(Saved entries)
--------------------------------------------------
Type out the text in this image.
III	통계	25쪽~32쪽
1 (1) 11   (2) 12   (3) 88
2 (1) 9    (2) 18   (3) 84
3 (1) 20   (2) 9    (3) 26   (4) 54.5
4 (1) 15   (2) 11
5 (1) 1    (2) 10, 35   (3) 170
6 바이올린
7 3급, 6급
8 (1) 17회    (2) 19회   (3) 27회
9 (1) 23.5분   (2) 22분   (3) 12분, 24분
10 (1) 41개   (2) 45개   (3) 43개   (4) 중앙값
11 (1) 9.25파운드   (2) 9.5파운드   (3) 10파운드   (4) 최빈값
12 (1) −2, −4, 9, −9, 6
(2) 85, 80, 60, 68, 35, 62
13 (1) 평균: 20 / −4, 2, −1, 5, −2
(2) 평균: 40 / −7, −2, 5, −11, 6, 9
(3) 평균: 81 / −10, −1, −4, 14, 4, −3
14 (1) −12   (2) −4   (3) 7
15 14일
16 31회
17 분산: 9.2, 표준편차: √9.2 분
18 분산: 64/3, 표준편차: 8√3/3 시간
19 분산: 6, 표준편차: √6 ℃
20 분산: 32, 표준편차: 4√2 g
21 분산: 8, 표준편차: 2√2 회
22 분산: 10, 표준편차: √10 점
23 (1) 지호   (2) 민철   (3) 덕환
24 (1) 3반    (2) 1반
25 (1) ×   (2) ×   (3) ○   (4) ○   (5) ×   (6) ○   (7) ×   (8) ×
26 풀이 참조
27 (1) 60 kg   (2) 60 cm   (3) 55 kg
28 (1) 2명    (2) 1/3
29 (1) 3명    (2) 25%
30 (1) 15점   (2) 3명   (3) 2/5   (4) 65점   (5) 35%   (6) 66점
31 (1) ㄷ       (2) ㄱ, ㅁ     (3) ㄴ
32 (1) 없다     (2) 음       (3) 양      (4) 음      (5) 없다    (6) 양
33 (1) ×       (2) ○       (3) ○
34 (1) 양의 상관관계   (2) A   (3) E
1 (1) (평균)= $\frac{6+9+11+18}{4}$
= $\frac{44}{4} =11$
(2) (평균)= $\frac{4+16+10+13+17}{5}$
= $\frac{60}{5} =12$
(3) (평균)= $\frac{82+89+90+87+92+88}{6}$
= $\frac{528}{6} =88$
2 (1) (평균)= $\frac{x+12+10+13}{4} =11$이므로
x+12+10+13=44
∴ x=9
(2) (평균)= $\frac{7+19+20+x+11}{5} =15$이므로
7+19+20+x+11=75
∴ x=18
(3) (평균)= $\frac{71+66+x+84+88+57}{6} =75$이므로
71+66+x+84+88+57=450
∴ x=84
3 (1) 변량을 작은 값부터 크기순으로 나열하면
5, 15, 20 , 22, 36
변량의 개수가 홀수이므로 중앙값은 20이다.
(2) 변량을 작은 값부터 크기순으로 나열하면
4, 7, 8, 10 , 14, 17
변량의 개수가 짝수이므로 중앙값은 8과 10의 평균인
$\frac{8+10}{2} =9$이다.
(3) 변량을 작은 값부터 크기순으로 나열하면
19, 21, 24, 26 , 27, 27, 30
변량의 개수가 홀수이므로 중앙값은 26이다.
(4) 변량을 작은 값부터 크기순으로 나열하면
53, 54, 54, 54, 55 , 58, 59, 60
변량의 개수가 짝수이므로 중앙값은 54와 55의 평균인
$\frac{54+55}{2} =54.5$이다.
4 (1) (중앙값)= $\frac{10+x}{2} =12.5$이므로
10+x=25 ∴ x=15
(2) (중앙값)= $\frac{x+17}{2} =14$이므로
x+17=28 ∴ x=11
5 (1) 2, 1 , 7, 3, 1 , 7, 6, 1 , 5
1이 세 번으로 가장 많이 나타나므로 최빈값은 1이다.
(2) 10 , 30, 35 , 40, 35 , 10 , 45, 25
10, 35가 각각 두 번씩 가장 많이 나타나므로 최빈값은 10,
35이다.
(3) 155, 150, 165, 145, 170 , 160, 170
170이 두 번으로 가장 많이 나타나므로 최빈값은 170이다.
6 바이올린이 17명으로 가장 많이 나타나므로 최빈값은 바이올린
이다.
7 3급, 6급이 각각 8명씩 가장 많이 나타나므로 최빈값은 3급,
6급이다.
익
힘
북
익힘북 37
--------------------------------------------------
> PROBLEM
Retype each record exactly, leaving nothing out.

> OUTPUT FOR THIS TASK
Type out the text in this image.
III	통계	25쪽~32쪽
1 (1) 11   (2) 12   (3) 88
2 (1) 9    (2) 18   (3) 84
3 (1) 20   (2) 9    (3) 26   (4) 54.5
4 (1) 15   (2) 11
5 (1) 1    (2) 10, 35   (3) 170
6 바이올린
7 3급, 6급
8 (1) 17회    (2) 19회   (3) 27회
9 (1) 23.5분   (2) 22분   (3) 12분, 24분
10 (1) 41개   (2) 45개   (3) 43개   (4) 중앙값
11 (1) 9.25파운드   (2) 9.5파운드   (3) 10파운드   (4) 최빈값
12 (1) −2, −4, 9, −9, 6
(2) 85, 80, 60, 68, 35, 62
13 (1) 평균: 20 / −4, 2, −1, 5, −2
(2) 평균: 40 / −7, −2, 5, −11, 6, 9
(3) 평균: 81 / −10, −1, −4, 14, 4, −3
14 (1) −12   (2) −4   (3) 7
15 14일
16 31회
17 분산: 9.2, 표준편차: √9.2 분
18 분산: 64/3, 표준편차: 8√3/3 시간
19 분산: 6, 표준편차: √6 ℃
20 분산: 32, 표준편차: 4√2 g
21 분산: 8, 표준편차: 2√2 회
22 분산: 10, 표준편차: √10 점
23 (1) 지호   (2) 민철   (3) 덕환
24 (1) 3반    (2) 1반
25 (1) ×   (2) ×   (3) ○   (4) ○   (5) ×   (6) ○   (7) ×   (8) ×
26 풀이 참조
27 (1) 60 kg   (2) 60 cm   (3) 55 kg
28 (1) 2명    (2) 1/3
29 (1) 3명    (2) 25%
30 (1) 15점   (2) 3명   (3) 2/5   (4) 65점   (5) 35%   (6) 66점
31 (1) ㄷ       (2) ㄱ, ㅁ     (3) ㄴ
32 (1) 없다     (2) 음       (3) 양      (4) 음      (5) 없다    (6) 양
33 (1) ×       (2) ○       (3) ○
34 (1) 양의 상관관계   (2) A   (3) E
1 (1) (평균)= $\frac{6+9+11+18}{4}$
= $\frac{44}{4} =11$
(2) (평균)= $\frac{4+16+10+13+17}{5}$
= $\frac{60}{5} =12$
(3) (평균)= $\frac{82+89+90+87+92+88}{6}$
= $\frac{528}{6} =88$
2 (1) (평균)= $\frac{x+12+10+13}{4} =11$이므로
x+12+10+13=44
∴ x=9
(2) (평균)= $\frac{7+19+20+x+11}{5} =15$이므로
7+19+20+x+11=75
∴ x=18
(3) (평균)= $\frac{71+66+x+84+88+57}{6} =75$이므로
71+66+x+84+88+57=450
∴ x=84
3 (1) 변량을 작은 값부터 크기순으로 나열하면
5, 15, 20 , 22, 36
변량의 개수가 홀수이므로 중앙값은 20이다.
(2) 변량을 작은 값부터 크기순으로 나열하면
4, 7, 8, 10 , 14, 17
변량의 개수가 짝수이므로 중앙값은 8과 10의 평균인
$\frac{8+10}{2} =9$이다.
(3) 변량을 작은 값부터 크기순으로 나열하면
19, 21, 24, 26 , 27, 27, 30
변량의 개수가 홀수이므로 중앙값은 26이다.
(4) 변량을 작은 값부터 크기순으로 나열하면
53, 54, 54, 54, 55 , 58, 59, 60
변량의 개수가 짝수이므로 중앙값은 54와 55의 평균인
$\frac{54+55}{2} =54.5$이다.
4 (1) (중앙값)= $\frac{10+x}{2} =12.5$이므로
10+x=25 ∴ x=15
(2) (중앙값)= $\frac{x+17}{2} =14$이므로
x+17=28 ∴ x=11
5 (1) 2, 1 , 7, 3, 1 , 7, 6, 1 , 5
1이 세 번으로 가장 많이 나타나므로 최빈값은 1이다.
(2) 10 , 30, 35 , 40, 35 , 10 , 45, 25
10, 35가 각각 두 번씩 가장 많이 나타나므로 최빈값은 10,
35이다.
(3) 155, 150, 165, 145, 170 , 160, 170
170이 두 번으로 가장 많이 나타나므로 최빈값은 170이다.
6 바이올린이 17명으로 가장 많이 나타나므로 최빈값은 바이올린
이다.
7 3급, 6급이 각각 8명씩 가장 많이 나타나므로 최빈값은 3급,
6급이다.
익
힘
북
익힘북 37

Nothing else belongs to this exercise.